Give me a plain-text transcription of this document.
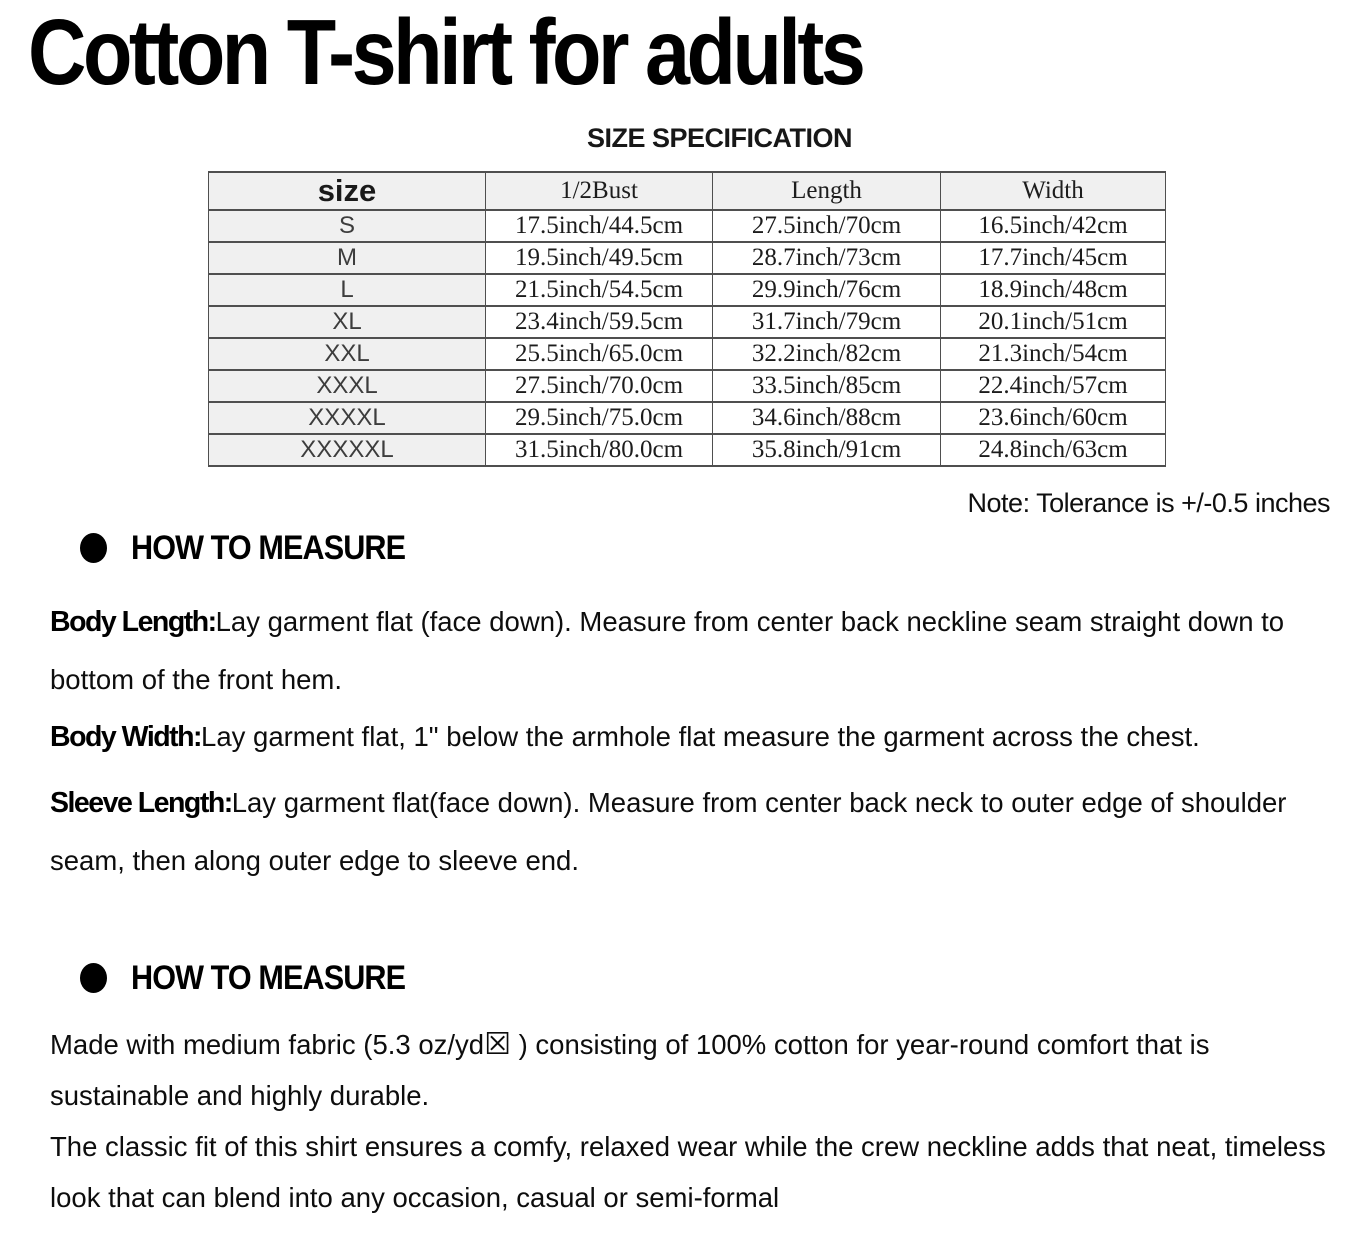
Cotton T-shirt for adults
SIZE SPECIFICATION
size	1/2Bust	Length	Width
S	17.5inch/44.5cm	27.5inch/70cm	16.5inch/42cm
M	19.5inch/49.5cm	28.7inch/73cm	17.7inch/45cm
L	21.5inch/54.5cm	29.9inch/76cm	18.9inch/48cm
XL	23.4inch/59.5cm	31.7inch/79cm	20.1inch/51cm
XXL	25.5inch/65.0cm	32.2inch/82cm	21.3inch/54cm
XXXL	27.5inch/70.0cm	33.5inch/85cm	22.4inch/57cm
XXXXL	29.5inch/75.0cm	34.6inch/88cm	23.6inch/60cm
XXXXXL	31.5inch/80.0cm	35.8inch/91cm	24.8inch/63cm
Note: Tolerance is +/-0.5 inches
HOW TO MEASURE

Body Length:Lay garment flat (face down). Measure from center back neckline seam straight down to bottom of the front hem.

Body Width:Lay garment flat, 1" below the armhole flat measure the garment across the chest.

Sleeve Length:Lay garment flat(face down). Measure from center back neck to outer edge of shoulder seam, then along outer edge to sleeve end.

HOW TO MEASURE

Made with medium fabric (5.3 oz/yd☒ ) consisting of 100% cotton for year-round comfort that is sustainable and highly durable.

The classic fit of this shirt ensures a comfy, relaxed wear while the crew neckline adds that neat, timeless look that can blend into any occasion, casual or semi-formal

• • •

*Objective*: Return all of the entries word for word, but omit the pictures.

*Worked solution*:
Give me a plain-text transcription of this document.
Cotton T-shirt for adults
SIZE SPECIFICATION
size	1/2Bust	Length	Width
S	17.5inch/44.5cm	27.5inch/70cm	16.5inch/42cm
M	19.5inch/49.5cm	28.7inch/73cm	17.7inch/45cm
L	21.5inch/54.5cm	29.9inch/76cm	18.9inch/48cm
XL	23.4inch/59.5cm	31.7inch/79cm	20.1inch/51cm
XXL	25.5inch/65.0cm	32.2inch/82cm	21.3inch/54cm
XXXL	27.5inch/70.0cm	33.5inch/85cm	22.4inch/57cm
XXXXL	29.5inch/75.0cm	34.6inch/88cm	23.6inch/60cm
XXXXXL	31.5inch/80.0cm	35.8inch/91cm	24.8inch/63cm
Note: Tolerance is +/-0.5 inches
HOW TO MEASURE

Body Length:Lay garment flat (face down). Measure from center back neckline seam straight down to bottom of the front hem.

Body Width:Lay garment flat, 1" below the armhole flat measure the garment across the chest.

Sleeve Length:Lay garment flat(face down). Measure from center back neck to outer edge of shoulder seam, then along outer edge to sleeve end.

HOW TO MEASURE

Made with medium fabric (5.3 oz/yd☒ ) consisting of 100% cotton for year-round comfort that is sustainable and highly durable.

The classic fit of this shirt ensures a comfy, relaxed wear while the crew neckline adds that neat, timeless look that can blend into any occasion, casual or semi-formal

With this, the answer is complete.